• What is asked: Your task is to quote the material that follows, in full and exactly.

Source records
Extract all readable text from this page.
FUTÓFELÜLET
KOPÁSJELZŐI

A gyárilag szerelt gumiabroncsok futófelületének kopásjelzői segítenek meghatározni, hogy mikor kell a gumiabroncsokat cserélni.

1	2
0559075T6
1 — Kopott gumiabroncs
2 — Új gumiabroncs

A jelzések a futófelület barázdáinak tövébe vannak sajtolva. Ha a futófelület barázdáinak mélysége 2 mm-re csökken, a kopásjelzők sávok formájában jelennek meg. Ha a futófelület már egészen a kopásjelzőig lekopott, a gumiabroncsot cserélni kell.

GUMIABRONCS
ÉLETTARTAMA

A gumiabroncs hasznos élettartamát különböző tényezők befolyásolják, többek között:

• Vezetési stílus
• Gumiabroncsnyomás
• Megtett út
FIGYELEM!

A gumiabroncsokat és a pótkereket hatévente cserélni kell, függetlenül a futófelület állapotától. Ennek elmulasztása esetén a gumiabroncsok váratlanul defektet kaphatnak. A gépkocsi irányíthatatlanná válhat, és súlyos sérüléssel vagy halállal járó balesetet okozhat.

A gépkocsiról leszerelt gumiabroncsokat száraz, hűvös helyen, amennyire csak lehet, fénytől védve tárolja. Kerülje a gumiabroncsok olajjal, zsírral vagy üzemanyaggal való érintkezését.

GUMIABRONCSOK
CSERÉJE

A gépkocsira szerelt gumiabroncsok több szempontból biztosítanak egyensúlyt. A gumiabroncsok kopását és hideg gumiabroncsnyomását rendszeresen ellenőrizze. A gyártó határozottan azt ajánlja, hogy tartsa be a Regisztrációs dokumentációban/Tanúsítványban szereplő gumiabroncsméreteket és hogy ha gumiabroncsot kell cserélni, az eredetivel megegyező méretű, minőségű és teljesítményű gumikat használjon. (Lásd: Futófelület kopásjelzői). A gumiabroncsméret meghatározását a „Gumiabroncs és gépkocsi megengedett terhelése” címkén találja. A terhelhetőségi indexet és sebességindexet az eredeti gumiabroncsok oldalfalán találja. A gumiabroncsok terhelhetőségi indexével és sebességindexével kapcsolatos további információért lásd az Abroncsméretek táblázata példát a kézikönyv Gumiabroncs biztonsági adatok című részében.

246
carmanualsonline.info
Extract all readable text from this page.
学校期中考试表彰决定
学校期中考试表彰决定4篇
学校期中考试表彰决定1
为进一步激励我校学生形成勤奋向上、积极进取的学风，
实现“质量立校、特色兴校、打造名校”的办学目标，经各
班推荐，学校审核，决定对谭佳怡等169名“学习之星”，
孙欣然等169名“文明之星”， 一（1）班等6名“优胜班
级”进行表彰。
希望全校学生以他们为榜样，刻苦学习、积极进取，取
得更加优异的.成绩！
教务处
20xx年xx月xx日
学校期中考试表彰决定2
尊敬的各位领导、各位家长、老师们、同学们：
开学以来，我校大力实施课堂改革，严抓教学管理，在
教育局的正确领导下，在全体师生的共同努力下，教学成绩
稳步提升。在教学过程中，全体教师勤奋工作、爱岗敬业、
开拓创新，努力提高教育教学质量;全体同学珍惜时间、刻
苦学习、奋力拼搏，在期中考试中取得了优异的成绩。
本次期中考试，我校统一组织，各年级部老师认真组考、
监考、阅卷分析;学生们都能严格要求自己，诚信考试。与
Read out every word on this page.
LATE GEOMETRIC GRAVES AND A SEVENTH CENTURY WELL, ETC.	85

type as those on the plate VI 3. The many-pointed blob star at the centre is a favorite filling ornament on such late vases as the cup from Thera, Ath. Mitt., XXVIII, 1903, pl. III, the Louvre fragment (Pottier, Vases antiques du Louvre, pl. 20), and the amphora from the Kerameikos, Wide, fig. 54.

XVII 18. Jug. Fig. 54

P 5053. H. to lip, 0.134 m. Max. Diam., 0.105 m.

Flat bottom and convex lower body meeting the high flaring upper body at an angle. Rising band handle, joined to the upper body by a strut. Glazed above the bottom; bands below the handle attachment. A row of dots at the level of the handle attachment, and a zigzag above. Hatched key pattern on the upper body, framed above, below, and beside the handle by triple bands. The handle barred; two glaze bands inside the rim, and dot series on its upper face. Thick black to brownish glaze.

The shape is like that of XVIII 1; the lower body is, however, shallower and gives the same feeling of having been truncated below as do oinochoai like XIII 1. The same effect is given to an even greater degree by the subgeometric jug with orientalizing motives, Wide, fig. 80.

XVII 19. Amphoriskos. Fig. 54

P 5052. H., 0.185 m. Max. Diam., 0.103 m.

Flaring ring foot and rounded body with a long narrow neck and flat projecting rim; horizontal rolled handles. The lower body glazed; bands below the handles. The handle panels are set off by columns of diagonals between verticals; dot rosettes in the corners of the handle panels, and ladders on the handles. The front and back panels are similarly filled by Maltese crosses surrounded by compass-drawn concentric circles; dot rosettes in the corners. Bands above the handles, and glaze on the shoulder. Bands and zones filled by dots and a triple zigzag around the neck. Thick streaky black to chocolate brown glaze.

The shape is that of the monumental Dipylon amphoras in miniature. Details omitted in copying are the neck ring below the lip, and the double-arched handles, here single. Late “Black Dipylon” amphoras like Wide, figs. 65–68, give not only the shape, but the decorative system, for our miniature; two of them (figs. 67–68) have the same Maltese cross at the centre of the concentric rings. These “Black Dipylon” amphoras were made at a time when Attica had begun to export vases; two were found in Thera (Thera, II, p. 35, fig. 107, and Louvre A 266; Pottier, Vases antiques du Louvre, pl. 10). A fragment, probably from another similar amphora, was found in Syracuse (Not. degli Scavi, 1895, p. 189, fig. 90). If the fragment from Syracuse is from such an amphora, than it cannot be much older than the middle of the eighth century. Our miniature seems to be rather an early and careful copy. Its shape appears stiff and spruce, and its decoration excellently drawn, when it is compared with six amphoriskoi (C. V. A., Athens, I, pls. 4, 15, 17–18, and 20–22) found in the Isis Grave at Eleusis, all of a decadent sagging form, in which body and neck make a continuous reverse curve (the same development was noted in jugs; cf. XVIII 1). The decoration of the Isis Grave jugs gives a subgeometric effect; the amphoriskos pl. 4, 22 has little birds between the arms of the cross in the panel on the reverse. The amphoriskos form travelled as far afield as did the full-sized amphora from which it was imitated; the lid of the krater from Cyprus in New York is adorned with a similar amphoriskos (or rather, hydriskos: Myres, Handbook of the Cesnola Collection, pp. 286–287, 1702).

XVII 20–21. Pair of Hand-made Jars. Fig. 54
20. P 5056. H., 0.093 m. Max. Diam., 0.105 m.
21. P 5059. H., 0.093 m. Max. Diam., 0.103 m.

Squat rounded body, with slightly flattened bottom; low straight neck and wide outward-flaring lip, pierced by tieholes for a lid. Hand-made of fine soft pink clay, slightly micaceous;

• Written response:
Extract all readable text from this page.
FUTÓFELÜLET
KOPÁSJELZŐI

A gyárilag szerelt gumiabroncsok futófelületének kopásjelzői segítenek meghatározni, hogy mikor kell a gumiabroncsokat cserélni.

1	2
0559075T6
1 — Kopott gumiabroncs
2 — Új gumiabroncs

A jelzések a futófelület barázdáinak tövébe vannak sajtolva. Ha a futófelület barázdáinak mélysége 2 mm-re csökken, a kopásjelzők sávok formájában jelennek meg. Ha a futófelület már egészen a kopásjelzőig lekopott, a gumiabroncsot cserélni kell.

GUMIABRONCS
ÉLETTARTAMA

A gumiabroncs hasznos élettartamát különböző tényezők befolyásolják, többek között:

• Vezetési stílus
• Gumiabroncsnyomás
• Megtett út
FIGYELEM!

A gumiabroncsokat és a pótkereket hatévente cserélni kell, függetlenül a futófelület állapotától. Ennek elmulasztása esetén a gumiabroncsok váratlanul defektet kaphatnak. A gépkocsi irányíthatatlanná válhat, és súlyos sérüléssel vagy halállal járó balesetet okozhat.

A gépkocsiról leszerelt gumiabroncsokat száraz, hűvös helyen, amennyire csak lehet, fénytől védve tárolja. Kerülje a gumiabroncsok olajjal, zsírral vagy üzemanyaggal való érintkezését.

GUMIABRONCSOK
CSERÉJE

A gépkocsira szerelt gumiabroncsok több szempontból biztosítanak egyensúlyt. A gumiabroncsok kopását és hideg gumiabroncsnyomását rendszeresen ellenőrizze. A gyártó határozottan azt ajánlja, hogy tartsa be a Regisztrációs dokumentációban/Tanúsítványban szereplő gumiabroncsméreteket és hogy ha gumiabroncsot kell cserélni, az eredetivel megegyező méretű, minőségű és teljesítményű gumikat használjon. (Lásd: Futófelület kopásjelzői). A gumiabroncsméret meghatározását a „Gumiabroncs és gépkocsi megengedett terhelése” címkén találja. A terhelhetőségi indexet és sebességindexet az eredeti gumiabroncsok oldalfalán találja. A gumiabroncsok terhelhetőségi indexével és sebességindexével kapcsolatos további információért lásd az Abroncsméretek táblázata példát a kézikönyv Gumiabroncs biztonsági adatok című részében.

246
carmanualsonline.info
Extract all readable text from this page.
学校期中考试表彰决定
学校期中考试表彰决定4篇
学校期中考试表彰决定1
为进一步激励我校学生形成勤奋向上、积极进取的学风，
实现“质量立校、特色兴校、打造名校”的办学目标，经各
班推荐，学校审核，决定对谭佳怡等169名“学习之星”，
孙欣然等169名“文明之星”， 一（1）班等6名“优胜班
级”进行表彰。
希望全校学生以他们为榜样，刻苦学习、积极进取，取
得更加优异的.成绩！
教务处
20xx年xx月xx日
学校期中考试表彰决定2
尊敬的各位领导、各位家长、老师们、同学们：
开学以来，我校大力实施课堂改革，严抓教学管理，在
教育局的正确领导下，在全体师生的共同努力下，教学成绩
稳步提升。在教学过程中，全体教师勤奋工作、爱岗敬业、
开拓创新，努力提高教育教学质量;全体同学珍惜时间、刻
苦学习、奋力拼搏，在期中考试中取得了优异的成绩。
本次期中考试，我校统一组织，各年级部老师认真组考、
监考、阅卷分析;学生们都能严格要求自己，诚信考试。与
Read out every word on this page.
LATE GEOMETRIC GRAVES AND A SEVENTH CENTURY WELL, ETC.	85

type as those on the plate VI 3. The many-pointed blob star at the centre is a favorite filling ornament on such late vases as the cup from Thera, Ath. Mitt., XXVIII, 1903, pl. III, the Louvre fragment (Pottier, Vases antiques du Louvre, pl. 20), and the amphora from the Kerameikos, Wide, fig. 54.

XVII 18. Jug. Fig. 54

P 5053. H. to lip, 0.134 m. Max. Diam., 0.105 m.

Flat bottom and convex lower body meeting the high flaring upper body at an angle. Rising band handle, joined to the upper body by a strut. Glazed above the bottom; bands below the handle attachment. A row of dots at the level of the handle attachment, and a zigzag above. Hatched key pattern on the upper body, framed above, below, and beside the handle by triple bands. The handle barred; two glaze bands inside the rim, and dot series on its upper face. Thick black to brownish glaze.

The shape is like that of XVIII 1; the lower body is, however, shallower and gives the same feeling of having been truncated below as do oinochoai like XIII 1. The same effect is given to an even greater degree by the subgeometric jug with orientalizing motives, Wide, fig. 80.

XVII 19. Amphoriskos. Fig. 54

P 5052. H., 0.185 m. Max. Diam., 0.103 m.

Flaring ring foot and rounded body with a long narrow neck and flat projecting rim; horizontal rolled handles. The lower body glazed; bands below the handles. The handle panels are set off by columns of diagonals between verticals; dot rosettes in the corners of the handle panels, and ladders on the handles. The front and back panels are similarly filled by Maltese crosses surrounded by compass-drawn concentric circles; dot rosettes in the corners. Bands above the handles, and glaze on the shoulder. Bands and zones filled by dots and a triple zigzag around the neck. Thick streaky black to chocolate brown glaze.

The shape is that of the monumental Dipylon amphoras in miniature. Details omitted in copying are the neck ring below the lip, and the double-arched handles, here single. Late “Black Dipylon” amphoras like Wide, figs. 65–68, give not only the shape, but the decorative system, for our miniature; two of them (figs. 67–68) have the same Maltese cross at the centre of the concentric rings. These “Black Dipylon” amphoras were made at a time when Attica had begun to export vases; two were found in Thera (Thera, II, p. 35, fig. 107, and Louvre A 266; Pottier, Vases antiques du Louvre, pl. 10). A fragment, probably from another similar amphora, was found in Syracuse (Not. degli Scavi, 1895, p. 189, fig. 90). If the fragment from Syracuse is from such an amphora, than it cannot be much older than the middle of the eighth century. Our miniature seems to be rather an early and careful copy. Its shape appears stiff and spruce, and its decoration excellently drawn, when it is compared with six amphoriskoi (C. V. A., Athens, I, pls. 4, 15, 17–18, and 20–22) found in the Isis Grave at Eleusis, all of a decadent sagging form, in which body and neck make a continuous reverse curve (the same development was noted in jugs; cf. XVIII 1). The decoration of the Isis Grave jugs gives a subgeometric effect; the amphoriskos pl. 4, 22 has little birds between the arms of the cross in the panel on the reverse. The amphoriskos form travelled as far afield as did the full-sized amphora from which it was imitated; the lid of the krater from Cyprus in New York is adorned with a similar amphoriskos (or rather, hydriskos: Myres, Handbook of the Cesnola Collection, pp. 286–287, 1702).

XVII 20–21. Pair of Hand-made Jars. Fig. 54
20. P 5056. H., 0.093 m. Max. Diam., 0.105 m.
21. P 5059. H., 0.093 m. Max. Diam., 0.103 m.

Squat rounded body, with slightly flattened bottom; low straight neck and wide outward-flaring lip, pierced by tieholes for a lid. Hand-made of fine soft pink clay, slightly micaceous;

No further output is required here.